## Task requirements
Copy every record below, exactly as written.

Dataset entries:
--

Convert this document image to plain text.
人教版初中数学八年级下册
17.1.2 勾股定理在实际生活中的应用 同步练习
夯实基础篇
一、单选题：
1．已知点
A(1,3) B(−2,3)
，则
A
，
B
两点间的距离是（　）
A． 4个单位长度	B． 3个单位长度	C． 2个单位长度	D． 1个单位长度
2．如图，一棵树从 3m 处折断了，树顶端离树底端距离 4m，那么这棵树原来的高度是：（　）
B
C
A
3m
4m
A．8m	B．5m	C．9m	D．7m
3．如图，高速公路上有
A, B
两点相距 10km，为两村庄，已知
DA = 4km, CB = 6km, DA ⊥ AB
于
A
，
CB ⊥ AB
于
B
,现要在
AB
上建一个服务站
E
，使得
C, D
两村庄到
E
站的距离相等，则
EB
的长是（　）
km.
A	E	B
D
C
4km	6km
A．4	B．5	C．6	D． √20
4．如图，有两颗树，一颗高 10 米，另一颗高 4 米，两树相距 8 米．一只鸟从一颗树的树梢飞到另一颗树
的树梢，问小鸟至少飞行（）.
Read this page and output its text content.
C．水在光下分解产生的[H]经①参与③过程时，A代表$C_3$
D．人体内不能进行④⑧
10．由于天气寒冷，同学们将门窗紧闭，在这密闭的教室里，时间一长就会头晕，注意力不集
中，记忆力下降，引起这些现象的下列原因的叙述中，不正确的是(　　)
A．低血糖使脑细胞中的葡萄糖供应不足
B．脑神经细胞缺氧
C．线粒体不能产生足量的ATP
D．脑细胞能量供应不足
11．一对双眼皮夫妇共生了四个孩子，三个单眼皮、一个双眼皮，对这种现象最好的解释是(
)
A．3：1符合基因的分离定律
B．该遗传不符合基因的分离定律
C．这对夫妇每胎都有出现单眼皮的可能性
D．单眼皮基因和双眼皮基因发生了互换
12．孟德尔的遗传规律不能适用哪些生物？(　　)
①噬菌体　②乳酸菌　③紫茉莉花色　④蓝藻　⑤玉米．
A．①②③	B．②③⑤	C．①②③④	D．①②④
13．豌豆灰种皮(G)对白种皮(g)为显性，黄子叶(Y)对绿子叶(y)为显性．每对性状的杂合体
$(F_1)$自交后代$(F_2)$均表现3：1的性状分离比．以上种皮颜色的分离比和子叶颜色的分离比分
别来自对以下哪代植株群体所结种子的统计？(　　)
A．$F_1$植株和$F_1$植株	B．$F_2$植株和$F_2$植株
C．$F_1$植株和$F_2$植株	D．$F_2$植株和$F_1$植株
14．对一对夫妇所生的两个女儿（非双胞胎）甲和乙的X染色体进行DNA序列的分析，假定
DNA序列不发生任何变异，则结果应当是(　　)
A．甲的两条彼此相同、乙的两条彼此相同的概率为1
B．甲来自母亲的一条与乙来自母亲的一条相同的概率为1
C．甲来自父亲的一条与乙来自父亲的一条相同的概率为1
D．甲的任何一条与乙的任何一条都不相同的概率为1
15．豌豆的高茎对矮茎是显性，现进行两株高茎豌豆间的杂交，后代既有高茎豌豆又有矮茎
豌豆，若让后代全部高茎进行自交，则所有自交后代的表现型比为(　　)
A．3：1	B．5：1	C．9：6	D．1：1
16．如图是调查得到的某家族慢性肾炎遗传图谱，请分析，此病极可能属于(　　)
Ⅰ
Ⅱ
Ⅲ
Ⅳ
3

--

## Reply to the task
Convert this document image to plain text.
人教版初中数学八年级下册
17.1.2 勾股定理在实际生活中的应用 同步练习
夯实基础篇
一、单选题：
1．已知点
A(1,3) B(−2,3)
，则
A
，
B
两点间的距离是（　）
A． 4个单位长度	B． 3个单位长度	C． 2个单位长度	D． 1个单位长度
2．如图，一棵树从 3m 处折断了，树顶端离树底端距离 4m，那么这棵树原来的高度是：（　）
B
C
A
3m
4m
A．8m	B．5m	C．9m	D．7m
3．如图，高速公路上有
A, B
两点相距 10km，为两村庄，已知
DA = 4km, CB = 6km, DA ⊥ AB
于
A
，
CB ⊥ AB
于
B
,现要在
AB
上建一个服务站
E
，使得
C, D
两村庄到
E
站的距离相等，则
EB
的长是（　）
km.
A	E	B
D
C
4km	6km
A．4	B．5	C．6	D． √20
4．如图，有两颗树，一颗高 10 米，另一颗高 4 米，两树相距 8 米．一只鸟从一颗树的树梢飞到另一颗树
的树梢，问小鸟至少飞行（）.
Read this page and output its text content.
C．水在光下分解产生的[H]经①参与③过程时，A代表$C_3$
D．人体内不能进行④⑧
10．由于天气寒冷，同学们将门窗紧闭，在这密闭的教室里，时间一长就会头晕，注意力不集
中，记忆力下降，引起这些现象的下列原因的叙述中，不正确的是(　　)
A．低血糖使脑细胞中的葡萄糖供应不足
B．脑神经细胞缺氧
C．线粒体不能产生足量的ATP
D．脑细胞能量供应不足
11．一对双眼皮夫妇共生了四个孩子，三个单眼皮、一个双眼皮，对这种现象最好的解释是(
)
A．3：1符合基因的分离定律
B．该遗传不符合基因的分离定律
C．这对夫妇每胎都有出现单眼皮的可能性
D．单眼皮基因和双眼皮基因发生了互换
12．孟德尔的遗传规律不能适用哪些生物？(　　)
①噬菌体　②乳酸菌　③紫茉莉花色　④蓝藻　⑤玉米．
A．①②③	B．②③⑤	C．①②③④	D．①②④
13．豌豆灰种皮(G)对白种皮(g)为显性，黄子叶(Y)对绿子叶(y)为显性．每对性状的杂合体
$(F_1)$自交后代$(F_2)$均表现3：1的性状分离比．以上种皮颜色的分离比和子叶颜色的分离比分
别来自对以下哪代植株群体所结种子的统计？(　　)
A．$F_1$植株和$F_1$植株	B．$F_2$植株和$F_2$植株
C．$F_1$植株和$F_2$植株	D．$F_2$植株和$F_1$植株
14．对一对夫妇所生的两个女儿（非双胞胎）甲和乙的X染色体进行DNA序列的分析，假定
DNA序列不发生任何变异，则结果应当是(　　)
A．甲的两条彼此相同、乙的两条彼此相同的概率为1
B．甲来自母亲的一条与乙来自母亲的一条相同的概率为1
C．甲来自父亲的一条与乙来自父亲的一条相同的概率为1
D．甲的任何一条与乙的任何一条都不相同的概率为1
15．豌豆的高茎对矮茎是显性，现进行两株高茎豌豆间的杂交，后代既有高茎豌豆又有矮茎
豌豆，若让后代全部高茎进行自交，则所有自交后代的表现型比为(　　)
A．3：1	B．5：1	C．9：6	D．1：1
16．如图是调查得到的某家族慢性肾炎遗传图谱，请分析，此病极可能属于(　　)
Ⅰ
Ⅱ
Ⅲ
Ⅳ
3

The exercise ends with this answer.